• [Task to complete]:
Lines containing the string "into" are to be counted; report only how many there are.

• [Supplied entries]:
* BEGIN *

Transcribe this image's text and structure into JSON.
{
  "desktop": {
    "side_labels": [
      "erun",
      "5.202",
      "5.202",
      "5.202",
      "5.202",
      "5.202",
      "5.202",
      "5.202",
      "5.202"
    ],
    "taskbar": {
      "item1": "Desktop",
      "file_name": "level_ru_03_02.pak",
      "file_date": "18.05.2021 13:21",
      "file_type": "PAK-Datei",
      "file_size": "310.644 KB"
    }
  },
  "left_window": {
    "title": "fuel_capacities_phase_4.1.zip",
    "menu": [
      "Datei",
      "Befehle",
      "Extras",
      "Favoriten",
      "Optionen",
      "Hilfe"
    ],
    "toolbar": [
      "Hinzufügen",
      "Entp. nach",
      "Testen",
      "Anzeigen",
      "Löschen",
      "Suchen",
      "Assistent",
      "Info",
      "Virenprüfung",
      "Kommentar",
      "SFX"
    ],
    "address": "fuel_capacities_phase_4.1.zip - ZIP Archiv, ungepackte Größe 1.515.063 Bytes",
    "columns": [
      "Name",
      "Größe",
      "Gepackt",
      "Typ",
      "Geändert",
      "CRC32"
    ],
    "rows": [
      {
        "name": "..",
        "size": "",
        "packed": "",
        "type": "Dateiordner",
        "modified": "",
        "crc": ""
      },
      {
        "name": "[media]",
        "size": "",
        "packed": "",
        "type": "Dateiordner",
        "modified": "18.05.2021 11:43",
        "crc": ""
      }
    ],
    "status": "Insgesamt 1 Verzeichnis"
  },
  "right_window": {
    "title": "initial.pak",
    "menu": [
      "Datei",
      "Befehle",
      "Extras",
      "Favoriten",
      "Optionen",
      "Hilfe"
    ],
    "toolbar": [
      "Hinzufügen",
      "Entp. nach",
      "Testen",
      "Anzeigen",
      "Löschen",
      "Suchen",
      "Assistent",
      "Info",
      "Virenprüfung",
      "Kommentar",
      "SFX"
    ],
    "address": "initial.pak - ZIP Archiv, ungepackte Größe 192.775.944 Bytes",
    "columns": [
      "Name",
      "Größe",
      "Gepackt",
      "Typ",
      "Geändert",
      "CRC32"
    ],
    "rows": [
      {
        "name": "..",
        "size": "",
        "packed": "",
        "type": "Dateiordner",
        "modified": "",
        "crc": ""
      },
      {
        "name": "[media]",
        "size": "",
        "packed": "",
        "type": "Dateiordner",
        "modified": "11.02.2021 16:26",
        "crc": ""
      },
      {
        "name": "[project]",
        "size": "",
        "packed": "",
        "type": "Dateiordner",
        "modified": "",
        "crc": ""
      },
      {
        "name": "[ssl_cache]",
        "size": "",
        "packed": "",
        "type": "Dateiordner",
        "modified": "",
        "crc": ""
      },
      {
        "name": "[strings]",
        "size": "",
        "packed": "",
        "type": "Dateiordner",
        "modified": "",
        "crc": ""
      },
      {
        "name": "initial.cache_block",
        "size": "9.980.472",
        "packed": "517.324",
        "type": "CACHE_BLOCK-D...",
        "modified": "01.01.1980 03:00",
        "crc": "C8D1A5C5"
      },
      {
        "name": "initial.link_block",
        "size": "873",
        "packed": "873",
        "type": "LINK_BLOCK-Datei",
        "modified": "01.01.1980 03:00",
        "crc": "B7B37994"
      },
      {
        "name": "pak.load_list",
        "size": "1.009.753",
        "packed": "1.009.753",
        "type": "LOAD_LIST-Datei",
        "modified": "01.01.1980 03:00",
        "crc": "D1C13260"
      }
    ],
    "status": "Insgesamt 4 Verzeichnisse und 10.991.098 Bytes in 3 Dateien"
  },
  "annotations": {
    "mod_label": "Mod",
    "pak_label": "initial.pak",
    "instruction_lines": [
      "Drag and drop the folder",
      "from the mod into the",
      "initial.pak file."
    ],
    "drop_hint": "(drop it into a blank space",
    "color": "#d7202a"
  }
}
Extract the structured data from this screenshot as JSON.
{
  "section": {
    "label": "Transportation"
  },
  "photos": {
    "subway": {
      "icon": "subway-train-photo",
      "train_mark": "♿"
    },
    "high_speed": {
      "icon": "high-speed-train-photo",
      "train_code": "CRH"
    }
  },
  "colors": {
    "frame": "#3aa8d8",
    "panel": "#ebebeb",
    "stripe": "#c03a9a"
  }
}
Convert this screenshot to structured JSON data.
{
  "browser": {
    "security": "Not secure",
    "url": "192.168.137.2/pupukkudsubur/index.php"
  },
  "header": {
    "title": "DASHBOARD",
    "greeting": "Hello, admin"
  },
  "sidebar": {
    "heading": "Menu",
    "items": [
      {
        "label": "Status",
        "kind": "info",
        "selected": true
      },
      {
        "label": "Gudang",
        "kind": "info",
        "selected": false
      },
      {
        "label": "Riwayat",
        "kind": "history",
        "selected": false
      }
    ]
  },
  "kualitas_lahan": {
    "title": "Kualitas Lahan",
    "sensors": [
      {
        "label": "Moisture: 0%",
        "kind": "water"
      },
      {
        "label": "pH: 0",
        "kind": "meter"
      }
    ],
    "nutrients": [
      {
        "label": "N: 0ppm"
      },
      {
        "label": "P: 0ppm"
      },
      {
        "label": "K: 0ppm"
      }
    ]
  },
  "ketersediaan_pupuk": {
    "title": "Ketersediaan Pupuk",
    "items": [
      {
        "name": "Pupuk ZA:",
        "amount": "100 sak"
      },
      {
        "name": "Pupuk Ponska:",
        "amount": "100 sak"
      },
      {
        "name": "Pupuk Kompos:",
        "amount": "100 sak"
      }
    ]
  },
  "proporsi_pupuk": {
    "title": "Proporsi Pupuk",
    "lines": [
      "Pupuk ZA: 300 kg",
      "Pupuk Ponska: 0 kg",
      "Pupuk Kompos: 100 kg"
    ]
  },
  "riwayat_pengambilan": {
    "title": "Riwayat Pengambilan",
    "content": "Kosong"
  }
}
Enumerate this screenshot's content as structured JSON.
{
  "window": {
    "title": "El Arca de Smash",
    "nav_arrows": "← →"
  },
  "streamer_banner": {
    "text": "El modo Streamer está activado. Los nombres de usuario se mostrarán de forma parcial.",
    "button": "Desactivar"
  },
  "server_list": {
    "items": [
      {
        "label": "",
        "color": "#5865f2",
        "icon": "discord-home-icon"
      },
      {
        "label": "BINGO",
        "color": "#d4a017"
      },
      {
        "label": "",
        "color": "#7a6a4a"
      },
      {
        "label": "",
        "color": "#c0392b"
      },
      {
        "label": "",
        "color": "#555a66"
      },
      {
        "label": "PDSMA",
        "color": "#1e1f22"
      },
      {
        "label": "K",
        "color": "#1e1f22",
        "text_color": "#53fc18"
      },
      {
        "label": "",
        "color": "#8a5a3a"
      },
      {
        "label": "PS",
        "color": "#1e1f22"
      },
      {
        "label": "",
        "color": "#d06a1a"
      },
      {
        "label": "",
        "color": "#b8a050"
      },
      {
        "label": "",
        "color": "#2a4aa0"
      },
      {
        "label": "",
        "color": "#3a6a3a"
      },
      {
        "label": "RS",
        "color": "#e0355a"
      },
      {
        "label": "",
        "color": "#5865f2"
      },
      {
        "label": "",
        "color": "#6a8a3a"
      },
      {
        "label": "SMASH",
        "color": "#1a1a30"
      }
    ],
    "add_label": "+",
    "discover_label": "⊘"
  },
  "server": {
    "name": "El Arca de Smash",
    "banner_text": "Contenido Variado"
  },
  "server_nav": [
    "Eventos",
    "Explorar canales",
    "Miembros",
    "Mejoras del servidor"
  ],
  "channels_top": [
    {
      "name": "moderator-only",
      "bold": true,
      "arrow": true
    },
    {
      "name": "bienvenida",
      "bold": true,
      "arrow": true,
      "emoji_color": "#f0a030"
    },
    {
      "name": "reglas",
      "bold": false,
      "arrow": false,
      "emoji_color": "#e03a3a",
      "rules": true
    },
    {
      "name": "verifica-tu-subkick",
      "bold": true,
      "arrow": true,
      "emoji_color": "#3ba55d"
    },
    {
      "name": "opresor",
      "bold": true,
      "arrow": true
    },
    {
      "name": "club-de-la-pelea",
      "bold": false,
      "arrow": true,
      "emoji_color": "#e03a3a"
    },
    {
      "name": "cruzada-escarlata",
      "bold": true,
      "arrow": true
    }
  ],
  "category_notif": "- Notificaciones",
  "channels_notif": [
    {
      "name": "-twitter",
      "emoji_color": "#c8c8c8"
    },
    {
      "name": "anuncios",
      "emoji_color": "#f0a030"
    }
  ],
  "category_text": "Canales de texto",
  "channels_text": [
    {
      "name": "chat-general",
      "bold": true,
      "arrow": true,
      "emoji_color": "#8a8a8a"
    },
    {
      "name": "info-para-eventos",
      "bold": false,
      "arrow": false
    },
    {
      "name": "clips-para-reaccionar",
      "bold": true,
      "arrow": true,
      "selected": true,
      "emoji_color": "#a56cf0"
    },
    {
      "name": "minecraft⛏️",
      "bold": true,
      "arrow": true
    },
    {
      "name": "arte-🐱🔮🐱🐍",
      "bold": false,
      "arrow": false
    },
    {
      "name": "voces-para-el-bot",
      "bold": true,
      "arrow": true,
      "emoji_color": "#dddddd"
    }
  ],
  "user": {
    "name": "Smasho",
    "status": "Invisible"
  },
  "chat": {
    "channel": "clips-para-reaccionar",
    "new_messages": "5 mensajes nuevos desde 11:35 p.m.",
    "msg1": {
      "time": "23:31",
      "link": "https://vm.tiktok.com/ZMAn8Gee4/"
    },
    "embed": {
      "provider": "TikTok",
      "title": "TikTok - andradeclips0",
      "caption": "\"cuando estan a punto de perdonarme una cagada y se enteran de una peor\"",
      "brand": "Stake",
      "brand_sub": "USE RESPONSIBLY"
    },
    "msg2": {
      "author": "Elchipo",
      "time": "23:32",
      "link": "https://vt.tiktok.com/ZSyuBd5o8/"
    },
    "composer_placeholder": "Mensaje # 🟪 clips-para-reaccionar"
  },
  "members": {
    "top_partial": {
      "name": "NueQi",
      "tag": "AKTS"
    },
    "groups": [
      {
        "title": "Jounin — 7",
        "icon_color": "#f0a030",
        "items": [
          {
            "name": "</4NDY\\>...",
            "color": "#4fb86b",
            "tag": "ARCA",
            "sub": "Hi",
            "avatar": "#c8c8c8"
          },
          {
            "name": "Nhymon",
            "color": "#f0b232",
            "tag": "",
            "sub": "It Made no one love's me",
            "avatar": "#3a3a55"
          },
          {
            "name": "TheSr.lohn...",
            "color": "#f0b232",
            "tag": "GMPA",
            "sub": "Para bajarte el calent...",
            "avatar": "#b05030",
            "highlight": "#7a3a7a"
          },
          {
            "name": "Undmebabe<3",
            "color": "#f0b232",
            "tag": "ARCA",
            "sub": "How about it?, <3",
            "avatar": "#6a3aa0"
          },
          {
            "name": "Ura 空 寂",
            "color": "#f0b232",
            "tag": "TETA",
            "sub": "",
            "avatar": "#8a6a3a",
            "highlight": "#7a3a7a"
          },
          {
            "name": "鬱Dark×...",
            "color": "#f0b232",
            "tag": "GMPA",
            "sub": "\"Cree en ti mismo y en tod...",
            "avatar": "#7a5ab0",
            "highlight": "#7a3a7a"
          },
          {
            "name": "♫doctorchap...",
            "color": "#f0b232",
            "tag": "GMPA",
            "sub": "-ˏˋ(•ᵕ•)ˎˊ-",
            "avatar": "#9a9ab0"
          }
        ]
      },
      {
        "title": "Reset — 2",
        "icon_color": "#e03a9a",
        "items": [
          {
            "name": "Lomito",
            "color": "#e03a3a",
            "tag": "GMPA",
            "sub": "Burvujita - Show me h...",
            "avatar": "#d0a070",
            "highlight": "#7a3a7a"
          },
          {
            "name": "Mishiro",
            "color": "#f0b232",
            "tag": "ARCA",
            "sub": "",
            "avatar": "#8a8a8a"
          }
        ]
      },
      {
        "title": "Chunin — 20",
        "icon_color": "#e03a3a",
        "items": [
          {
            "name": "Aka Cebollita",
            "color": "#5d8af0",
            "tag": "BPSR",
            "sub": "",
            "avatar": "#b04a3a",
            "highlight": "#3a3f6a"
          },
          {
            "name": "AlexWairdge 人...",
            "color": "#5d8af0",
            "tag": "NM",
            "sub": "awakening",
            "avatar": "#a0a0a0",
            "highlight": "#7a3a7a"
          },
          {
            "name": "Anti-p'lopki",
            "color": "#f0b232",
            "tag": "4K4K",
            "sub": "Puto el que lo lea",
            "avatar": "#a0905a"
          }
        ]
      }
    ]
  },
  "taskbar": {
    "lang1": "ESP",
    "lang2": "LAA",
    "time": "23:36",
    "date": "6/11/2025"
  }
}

* END *

• [Exercise answer]:
3